> Data entries:
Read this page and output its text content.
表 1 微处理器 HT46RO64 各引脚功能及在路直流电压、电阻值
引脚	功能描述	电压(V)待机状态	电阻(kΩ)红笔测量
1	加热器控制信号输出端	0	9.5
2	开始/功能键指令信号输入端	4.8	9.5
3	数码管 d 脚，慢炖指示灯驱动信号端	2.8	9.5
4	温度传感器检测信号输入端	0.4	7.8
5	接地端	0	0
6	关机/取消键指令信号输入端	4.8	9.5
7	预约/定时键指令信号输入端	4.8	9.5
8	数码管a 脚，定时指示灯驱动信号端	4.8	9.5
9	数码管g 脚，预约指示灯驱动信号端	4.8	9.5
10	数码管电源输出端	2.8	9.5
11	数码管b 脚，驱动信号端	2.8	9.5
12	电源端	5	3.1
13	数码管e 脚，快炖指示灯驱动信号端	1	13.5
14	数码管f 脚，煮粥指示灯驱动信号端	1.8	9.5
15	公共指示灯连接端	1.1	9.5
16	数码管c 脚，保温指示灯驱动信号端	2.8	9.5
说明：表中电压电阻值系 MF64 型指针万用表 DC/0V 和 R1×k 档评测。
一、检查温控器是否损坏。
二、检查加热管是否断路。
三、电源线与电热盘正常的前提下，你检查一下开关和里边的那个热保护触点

> Work required: Every entry needs to be retyped exactly.

> Exercise result:
Read this page and output its text content.
表 1 微处理器 HT46RO64 各引脚功能及在路直流电压、电阻值
引脚	功能描述	电压(V)待机状态	电阻(kΩ)红笔测量
1	加热器控制信号输出端	0	9.5
2	开始/功能键指令信号输入端	4.8	9.5
3	数码管 d 脚，慢炖指示灯驱动信号端	2.8	9.5
4	温度传感器检测信号输入端	0.4	7.8
5	接地端	0	0
6	关机/取消键指令信号输入端	4.8	9.5
7	预约/定时键指令信号输入端	4.8	9.5
8	数码管a 脚，定时指示灯驱动信号端	4.8	9.5
9	数码管g 脚，预约指示灯驱动信号端	4.8	9.5
10	数码管电源输出端	2.8	9.5
11	数码管b 脚，驱动信号端	2.8	9.5
12	电源端	5	3.1
13	数码管e 脚，快炖指示灯驱动信号端	1	13.5
14	数码管f 脚，煮粥指示灯驱动信号端	1.8	9.5
15	公共指示灯连接端	1.1	9.5
16	数码管c 脚，保温指示灯驱动信号端	2.8	9.5
说明：表中电压电阻值系 MF64 型指针万用表 DC/0V 和 R1×k 档评测。
一、检查温控器是否损坏。
二、检查加热管是否断路。
三、电源线与电热盘正常的前提下，你检查一下开关和里边的那个热保护触点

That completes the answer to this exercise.